#### Work to be completed
Search the data for the word "text" and copy every line where it occurs.
## start Record excerpts
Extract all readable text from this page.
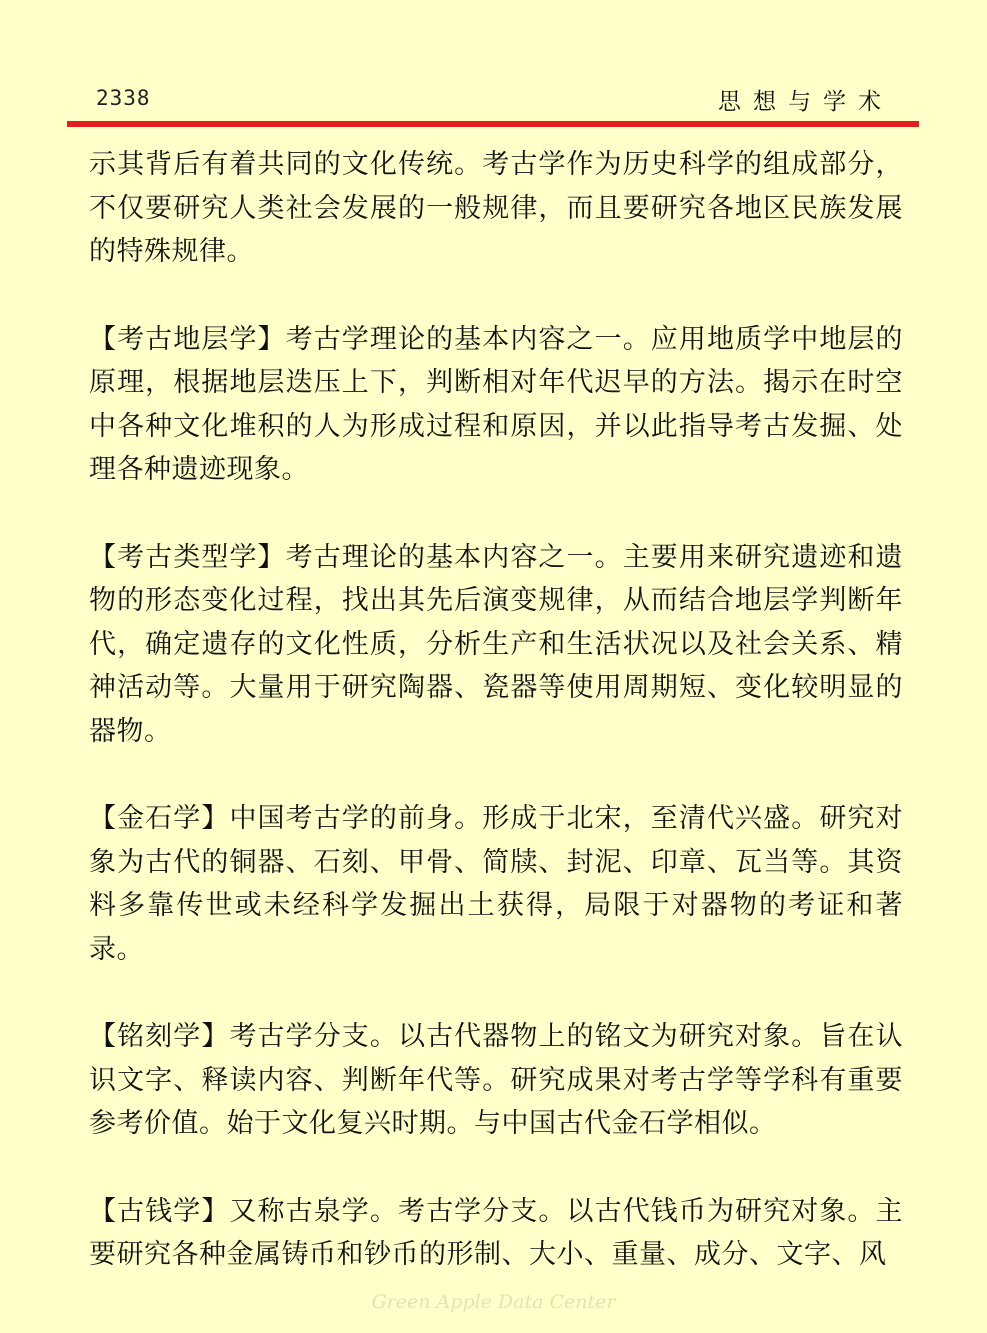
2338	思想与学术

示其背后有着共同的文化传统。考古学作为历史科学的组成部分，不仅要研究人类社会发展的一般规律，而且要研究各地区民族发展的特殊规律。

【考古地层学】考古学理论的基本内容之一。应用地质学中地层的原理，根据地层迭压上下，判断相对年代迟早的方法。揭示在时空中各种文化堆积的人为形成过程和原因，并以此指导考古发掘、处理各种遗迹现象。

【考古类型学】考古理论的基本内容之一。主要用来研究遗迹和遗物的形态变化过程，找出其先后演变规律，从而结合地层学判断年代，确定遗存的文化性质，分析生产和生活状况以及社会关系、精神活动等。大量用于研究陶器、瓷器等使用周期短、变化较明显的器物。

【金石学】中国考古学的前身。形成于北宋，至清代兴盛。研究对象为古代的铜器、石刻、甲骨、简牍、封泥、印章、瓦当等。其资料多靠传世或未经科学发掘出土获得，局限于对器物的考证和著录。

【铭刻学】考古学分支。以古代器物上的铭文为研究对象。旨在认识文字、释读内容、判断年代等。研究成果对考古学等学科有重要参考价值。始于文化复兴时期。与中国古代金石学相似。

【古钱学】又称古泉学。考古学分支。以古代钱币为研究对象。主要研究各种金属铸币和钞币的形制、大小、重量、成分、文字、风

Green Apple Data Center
## end Record excerpts
## start Record excerpts
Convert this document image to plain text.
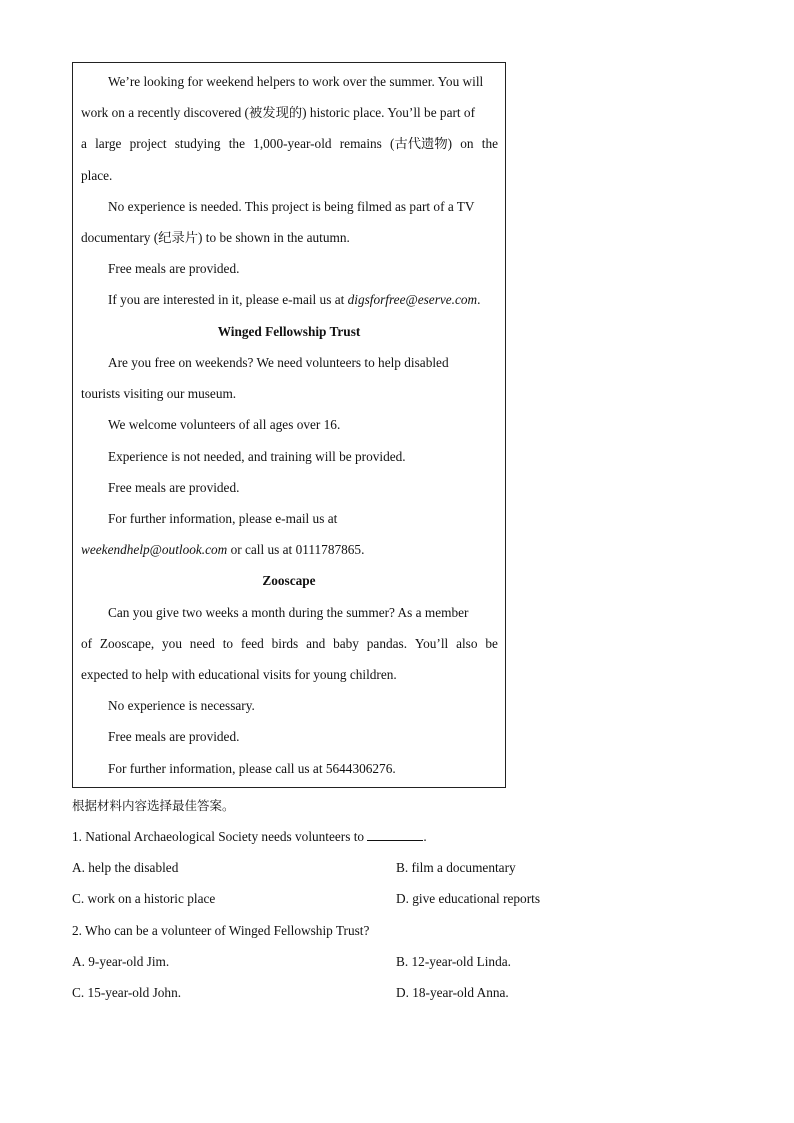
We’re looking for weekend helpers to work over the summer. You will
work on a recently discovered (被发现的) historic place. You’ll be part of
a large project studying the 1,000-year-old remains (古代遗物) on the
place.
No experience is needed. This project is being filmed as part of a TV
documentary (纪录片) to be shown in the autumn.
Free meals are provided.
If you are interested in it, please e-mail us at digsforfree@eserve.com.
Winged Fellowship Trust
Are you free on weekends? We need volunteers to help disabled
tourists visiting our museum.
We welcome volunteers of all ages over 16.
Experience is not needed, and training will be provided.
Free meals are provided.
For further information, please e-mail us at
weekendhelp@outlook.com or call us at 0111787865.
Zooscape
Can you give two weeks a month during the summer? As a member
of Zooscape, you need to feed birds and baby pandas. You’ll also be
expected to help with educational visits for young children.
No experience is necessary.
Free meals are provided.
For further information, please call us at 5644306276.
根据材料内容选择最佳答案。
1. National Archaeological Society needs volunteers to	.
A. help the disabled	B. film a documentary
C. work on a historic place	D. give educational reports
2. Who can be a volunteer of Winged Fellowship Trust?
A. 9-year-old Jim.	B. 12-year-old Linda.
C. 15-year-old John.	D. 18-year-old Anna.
## end Record excerpts
#### The answer
Extract all readable text from this page.
Convert this document image to plain text.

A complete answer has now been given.